# start of Entries provided

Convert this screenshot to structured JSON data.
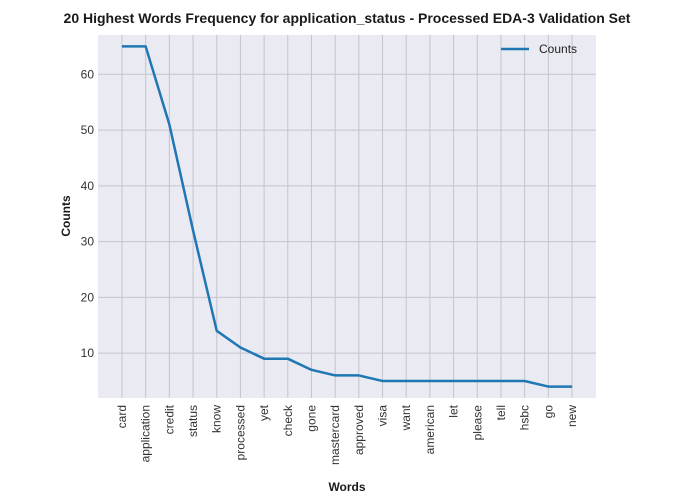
{
  "chart_data": {
    "type": "line",
    "title": "20 Highest Words Frequency for application_status - Processed EDA-3 Validation Set",
    "xlabel": "Words",
    "ylabel": "Counts",
    "categories": [
      "card",
      "application",
      "credit",
      "status",
      "know",
      "processed",
      "yet",
      "check",
      "gone",
      "mastercard",
      "approved",
      "visa",
      "want",
      "american",
      "let",
      "please",
      "tell",
      "hsbc",
      "go",
      "new"
    ],
    "series": [
      {
        "name": "Counts",
        "values": [
          65,
          65,
          51,
          32,
          14,
          11,
          9,
          9,
          7,
          6,
          6,
          5,
          5,
          5,
          5,
          5,
          5,
          5,
          4,
          4
        ]
      }
    ],
    "ylim": [
      1.95,
      67.05
    ],
    "yticks": [
      10,
      20,
      30,
      40,
      50,
      60
    ],
    "grid": true,
    "legend": "top-right",
    "colors": {
      "line": "#1f77b4",
      "plot_bg": "#eaeaf2",
      "grid": "#c4c4cc"
    }
  }
}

# end of Entries provided

Brief: Filter the records above for "Words" and copy every matching line.

Answer for the task:
    "title": "20 Highest Words Frequency for application_status - Processed EDA-3 Validation Set",
    "xlabel": "Words",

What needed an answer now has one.